- **Record list**:
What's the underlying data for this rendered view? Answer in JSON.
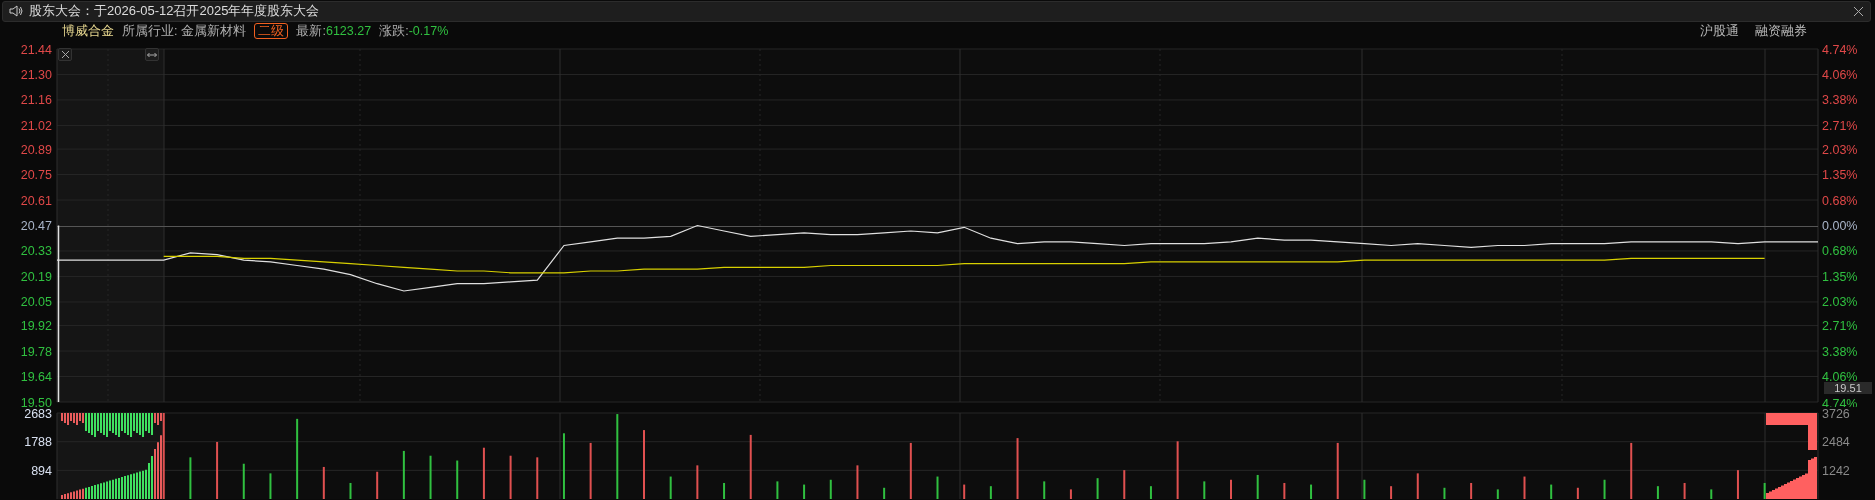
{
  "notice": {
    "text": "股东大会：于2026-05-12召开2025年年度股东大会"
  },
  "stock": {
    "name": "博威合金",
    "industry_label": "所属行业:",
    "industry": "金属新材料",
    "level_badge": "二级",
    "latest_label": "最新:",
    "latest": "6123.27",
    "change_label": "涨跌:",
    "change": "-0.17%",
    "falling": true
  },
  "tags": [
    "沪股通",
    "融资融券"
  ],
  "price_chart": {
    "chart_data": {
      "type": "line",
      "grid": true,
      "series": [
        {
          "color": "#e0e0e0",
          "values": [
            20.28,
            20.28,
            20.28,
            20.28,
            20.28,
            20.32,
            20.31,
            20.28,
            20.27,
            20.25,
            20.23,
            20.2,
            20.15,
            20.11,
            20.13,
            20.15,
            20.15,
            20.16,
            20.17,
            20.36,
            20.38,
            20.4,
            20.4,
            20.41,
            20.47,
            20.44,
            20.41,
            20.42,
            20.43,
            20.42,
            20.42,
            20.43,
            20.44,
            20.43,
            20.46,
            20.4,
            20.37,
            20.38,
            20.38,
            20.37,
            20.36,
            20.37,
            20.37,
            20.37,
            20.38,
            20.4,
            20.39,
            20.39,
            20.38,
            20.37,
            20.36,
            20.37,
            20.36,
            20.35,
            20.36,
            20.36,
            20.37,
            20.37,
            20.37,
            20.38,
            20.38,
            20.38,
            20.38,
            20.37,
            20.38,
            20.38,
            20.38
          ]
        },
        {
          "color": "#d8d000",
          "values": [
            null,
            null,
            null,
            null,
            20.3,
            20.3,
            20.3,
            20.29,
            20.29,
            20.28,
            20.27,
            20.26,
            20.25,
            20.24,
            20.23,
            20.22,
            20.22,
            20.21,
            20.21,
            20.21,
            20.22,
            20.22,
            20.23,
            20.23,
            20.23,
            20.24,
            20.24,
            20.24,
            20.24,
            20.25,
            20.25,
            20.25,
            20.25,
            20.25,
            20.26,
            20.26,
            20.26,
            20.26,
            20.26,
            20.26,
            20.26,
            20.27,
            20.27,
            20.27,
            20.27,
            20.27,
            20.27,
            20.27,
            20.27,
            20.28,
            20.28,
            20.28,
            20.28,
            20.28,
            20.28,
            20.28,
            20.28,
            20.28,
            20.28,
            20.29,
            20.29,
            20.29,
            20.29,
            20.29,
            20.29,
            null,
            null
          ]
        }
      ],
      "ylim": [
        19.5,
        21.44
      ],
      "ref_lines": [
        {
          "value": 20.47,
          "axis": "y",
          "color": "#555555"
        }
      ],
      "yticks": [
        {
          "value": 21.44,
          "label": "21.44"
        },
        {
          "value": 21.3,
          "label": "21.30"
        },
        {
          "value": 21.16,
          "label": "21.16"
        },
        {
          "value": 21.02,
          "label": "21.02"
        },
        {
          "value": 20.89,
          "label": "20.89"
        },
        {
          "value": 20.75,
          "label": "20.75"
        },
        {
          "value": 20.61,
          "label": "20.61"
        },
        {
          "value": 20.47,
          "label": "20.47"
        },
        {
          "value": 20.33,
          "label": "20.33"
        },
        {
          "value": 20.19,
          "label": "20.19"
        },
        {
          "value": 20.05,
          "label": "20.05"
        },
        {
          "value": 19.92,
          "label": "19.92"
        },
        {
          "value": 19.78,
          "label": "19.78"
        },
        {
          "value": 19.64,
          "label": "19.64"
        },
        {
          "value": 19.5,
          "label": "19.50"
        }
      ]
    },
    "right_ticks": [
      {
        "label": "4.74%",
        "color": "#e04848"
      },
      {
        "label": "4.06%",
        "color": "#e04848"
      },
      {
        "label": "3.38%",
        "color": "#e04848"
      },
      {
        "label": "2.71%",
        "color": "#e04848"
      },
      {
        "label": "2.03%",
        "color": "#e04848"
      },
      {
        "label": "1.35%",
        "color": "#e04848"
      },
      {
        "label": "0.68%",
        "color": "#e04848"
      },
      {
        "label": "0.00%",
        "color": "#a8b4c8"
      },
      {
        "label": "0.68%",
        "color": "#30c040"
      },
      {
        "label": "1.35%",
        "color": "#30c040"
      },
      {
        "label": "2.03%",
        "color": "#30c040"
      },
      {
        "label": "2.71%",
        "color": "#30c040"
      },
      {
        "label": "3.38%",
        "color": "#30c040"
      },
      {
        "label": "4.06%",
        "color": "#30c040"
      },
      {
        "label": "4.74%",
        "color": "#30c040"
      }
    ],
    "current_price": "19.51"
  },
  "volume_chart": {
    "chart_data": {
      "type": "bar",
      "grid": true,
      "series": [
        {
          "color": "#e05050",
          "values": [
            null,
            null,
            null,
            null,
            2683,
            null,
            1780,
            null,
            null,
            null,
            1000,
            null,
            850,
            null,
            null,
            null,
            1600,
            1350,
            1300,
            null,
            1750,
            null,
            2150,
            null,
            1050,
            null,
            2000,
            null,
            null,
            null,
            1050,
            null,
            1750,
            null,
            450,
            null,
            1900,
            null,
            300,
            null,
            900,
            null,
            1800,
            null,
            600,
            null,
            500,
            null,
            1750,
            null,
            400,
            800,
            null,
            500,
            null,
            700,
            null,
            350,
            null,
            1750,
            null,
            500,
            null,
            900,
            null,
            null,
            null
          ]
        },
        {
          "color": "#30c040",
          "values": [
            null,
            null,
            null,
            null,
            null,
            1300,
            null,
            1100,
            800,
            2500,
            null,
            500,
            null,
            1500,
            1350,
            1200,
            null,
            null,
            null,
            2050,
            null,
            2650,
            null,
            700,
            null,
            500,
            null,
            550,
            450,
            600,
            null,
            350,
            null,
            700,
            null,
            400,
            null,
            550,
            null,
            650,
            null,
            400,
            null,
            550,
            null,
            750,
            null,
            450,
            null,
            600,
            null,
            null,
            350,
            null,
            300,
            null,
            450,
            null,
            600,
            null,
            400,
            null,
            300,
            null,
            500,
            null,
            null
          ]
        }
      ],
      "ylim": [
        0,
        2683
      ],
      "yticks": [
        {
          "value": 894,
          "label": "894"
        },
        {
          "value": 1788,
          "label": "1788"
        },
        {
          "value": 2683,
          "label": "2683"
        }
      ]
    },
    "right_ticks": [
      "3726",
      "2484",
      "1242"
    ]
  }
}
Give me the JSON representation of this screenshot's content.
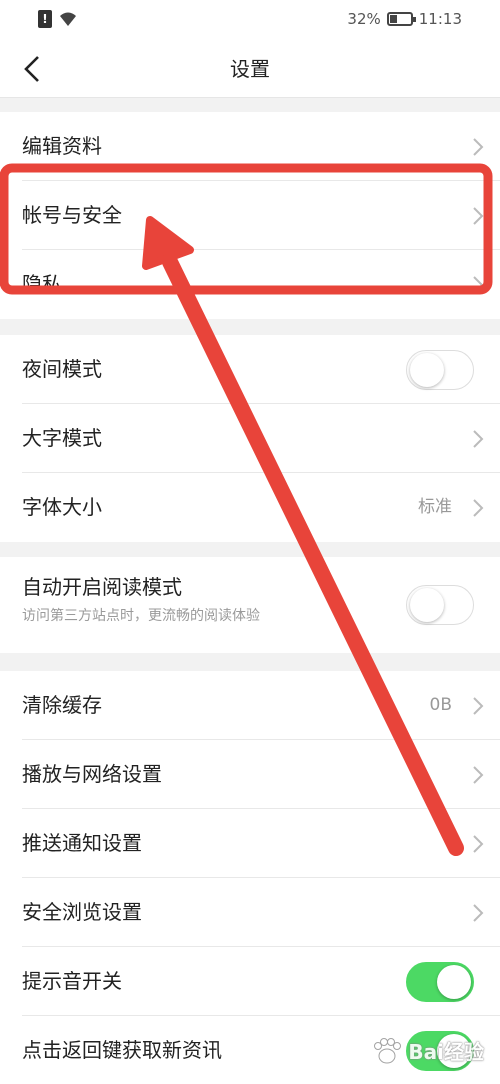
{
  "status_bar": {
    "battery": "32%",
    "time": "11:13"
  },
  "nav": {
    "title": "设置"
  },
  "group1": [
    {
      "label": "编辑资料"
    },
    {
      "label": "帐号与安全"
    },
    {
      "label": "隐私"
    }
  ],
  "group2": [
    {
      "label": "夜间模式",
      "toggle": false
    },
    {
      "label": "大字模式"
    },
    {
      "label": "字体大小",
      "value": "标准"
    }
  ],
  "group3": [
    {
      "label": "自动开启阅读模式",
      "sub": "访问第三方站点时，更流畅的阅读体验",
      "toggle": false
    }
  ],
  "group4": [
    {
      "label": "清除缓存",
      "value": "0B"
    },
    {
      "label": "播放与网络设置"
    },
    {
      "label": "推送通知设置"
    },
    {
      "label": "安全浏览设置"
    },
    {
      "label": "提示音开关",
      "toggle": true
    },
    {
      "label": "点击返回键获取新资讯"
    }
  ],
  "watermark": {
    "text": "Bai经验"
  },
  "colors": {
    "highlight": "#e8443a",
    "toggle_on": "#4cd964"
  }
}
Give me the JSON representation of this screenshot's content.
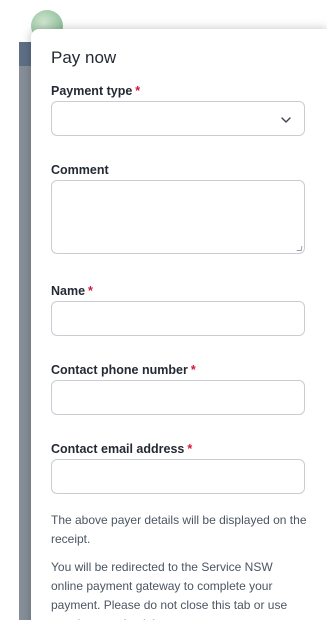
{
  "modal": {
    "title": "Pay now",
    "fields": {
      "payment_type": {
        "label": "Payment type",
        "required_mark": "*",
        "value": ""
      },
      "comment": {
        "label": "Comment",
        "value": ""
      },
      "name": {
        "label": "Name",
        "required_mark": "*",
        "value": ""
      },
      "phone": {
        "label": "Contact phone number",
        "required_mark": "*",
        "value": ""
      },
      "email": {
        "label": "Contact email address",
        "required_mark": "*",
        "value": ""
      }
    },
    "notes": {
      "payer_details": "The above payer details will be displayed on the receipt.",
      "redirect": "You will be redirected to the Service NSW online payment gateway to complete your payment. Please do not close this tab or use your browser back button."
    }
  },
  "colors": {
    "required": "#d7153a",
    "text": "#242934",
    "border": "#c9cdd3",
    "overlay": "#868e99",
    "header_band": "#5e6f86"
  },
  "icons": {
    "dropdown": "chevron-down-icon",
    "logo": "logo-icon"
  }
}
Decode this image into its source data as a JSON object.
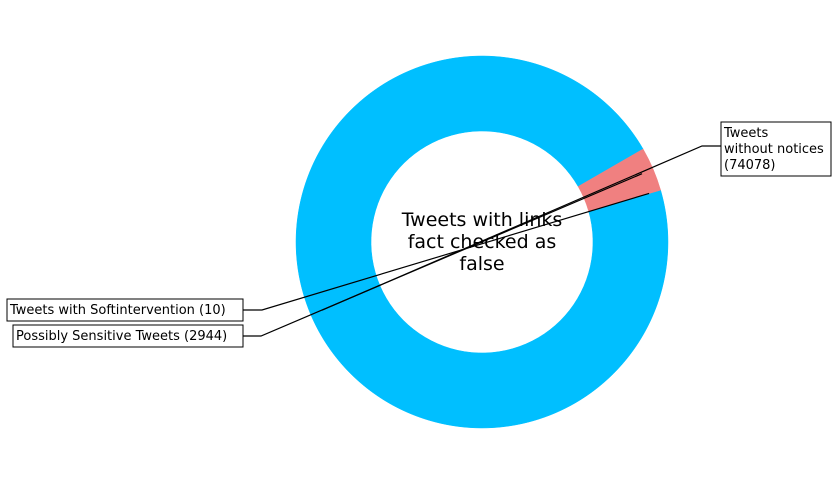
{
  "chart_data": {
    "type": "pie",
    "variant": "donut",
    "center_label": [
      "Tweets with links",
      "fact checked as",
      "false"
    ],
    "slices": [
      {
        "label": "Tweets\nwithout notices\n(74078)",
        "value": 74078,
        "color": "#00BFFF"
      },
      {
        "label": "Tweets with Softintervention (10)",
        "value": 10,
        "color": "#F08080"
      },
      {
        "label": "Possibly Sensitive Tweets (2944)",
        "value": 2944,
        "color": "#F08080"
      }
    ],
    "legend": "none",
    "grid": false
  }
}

- **Given exercise**: Pull out all lines from the entries above in which the word "this" appears.

- **Task output**:
What's the underlying data for this rendered view? Answer in JSON.
Give me the JSON representation of this screenshot's content.
Give me the JSON representation of this screenshot's content.
      "redirect": "You will be redirected to the Service NSW online payment gateway to complete your payment. Please do not close this tab or use your browser back button."
Decode this image into its source data as a JSON object.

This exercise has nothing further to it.